> 引用文

高柳さん(右)と城島さん(左)。城島さんは元々雑貨店を営んでおり、尾崎人形を商品として仕入れる中で高柳さんと知り合い、徐々に手伝うようになったそうです。
訪れたのは佐賀県神埼市尾崎にある、「尾崎人形工房」。ここでは尾崎人形の製作が行われており、絵付け体験をすることもできます。
神埼町尾崎西分地区で700年以上の長きに渡って伝わる「尾崎人形」は、時代の流れの中で何度か途絶えながらも復活・継承されてきました。現在は「尾崎人形保存会」の手によって再興され、高柳政廣さんと城島正樹さんの二人が継承しています。
工房の近くに来ると、可愛い看板が案内してくれます(写真左)。作り手の高柳政廣さんの自宅内にある工房。5台ほど駐車も可能です(写真右)。
土笛にもなっている、スズメの尾崎人形。左が絵付け前で右が絵付け後。

尾崎人形は、伝承によると元寇(弘安の役)の際、捕虜になった蒙古軍の兵士が故郷を偲んで人形を作り、吹き鳴らしたことが始まりといわれています。青、赤、黄の3色が伝統色です。
息を吹き入れると「ホーホー」と素朴な音が鳴る土笛になっていたり、人形の中に玉を入れ、振ると柔らかな音が出る土鈴になっていたり、尾崎人形には子どもが喜ぶ仕掛けがたくさん施されています。現在は40種ほどのバリエーションがあり、全てが手作業で作られているため、一つ一つ微妙に表情や趣が異なり、味わい深いものがあります。

尾崎人形はどうやって作られるの?

季節によって乾燥時間が大きく変わるため、土の扱いにはコツが要ります。

城島さんに作り方を見せてもらいました。材料となるのは粘土。昔は地元の田んぼ付近で採れる、陶器に適した土が使われていました。しかし粘土を採れる田んぼを探すのが難しくなっており、現在は有田の陶土を扱う会社で尾崎の土に近い配合の土を作ってもらい、製作しています。それでは、制作工程を紹介しましょう!

【工程1】(写真左)、【工程2】(写真右)

【工程1】石膏型に粘土を詰め、中が空洞になるように中央をくぼませます。左右の空洞の大きさがピタリと合うように作るのにも技術と経験が必要です。

> 収集データ
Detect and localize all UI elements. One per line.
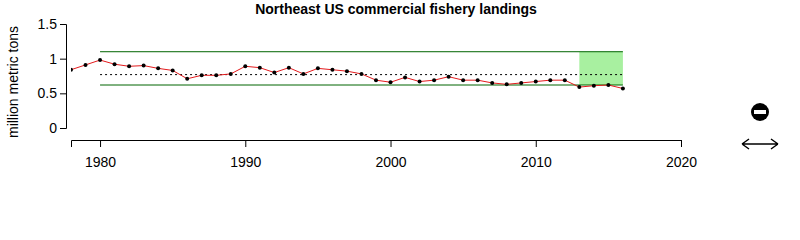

> 課題一覧
1/ 尾崎人形についての文章によると、尾崎人形の伝統色は何色ですか。
2/ 尾崎人形についての文章を、最後の文の続きから書き進めてください。

> 想定解答
1/ 青、赤、黄の3色です。

2/
【工程2】両側がきっちりと接着できるよう、接合部にヘラでキズをつけます。キズをつけることで噛み合わせが良くなります。

【工程3】(写真左)、【工程4】(写真右)

【工程3】接合部に水をつけた後、右と左、2つの石膏型を合わせギュッと押します。左右がぴったりと合うように。
【工程4】2時間くらい置いたら中の粘土を取り出します。石膏型を外すと、思わず「美味しそう!」と声をあげてしまいます。色・形がまるで人形焼のよう。

【工程5】(写真左)、【工程6】(写真右)

【工程5】「バリ」と呼ばれる余分な粘土をヘラでこそげ落とします。こそげ取った後は、手の指で優しく滑らかにならします。
【行程6】押印をします。ググッと、深く押していました。

【工程7】(写真左)、【工程8】(写真右)

【工程7】中の空洞部と繋がるように金属製の丸パイプで空気穴を開けます。丸パイプをギュッと差し込みます。
【工程8】吹き口を作ります。吹き口は斜めに作ります。微妙な角度が大切!

【工程9】(写真左)、【工程10】(写真右)

【工程9】1週間程度乾燥させます。写真左奥が乾燥前、右手前が乾燥後の状態。
【工程10】800度の窯で6時間ほど焼き上げます。尾崎人形工房では2台の窯を使って焼いています。

【工程11】

【工程11】焼き上がったものに白い下地材を塗り、着色したら完成!
吹く時に口にくわえる部分に着色はしません。真偽のほどは定かではありませんが、「『土のもの(土で作られたもの)』を口につけると虫下しに効果がある」との言い伝えがあり、転じて、子どもの健やかな成長を祈る願掛けの意味があるといいます。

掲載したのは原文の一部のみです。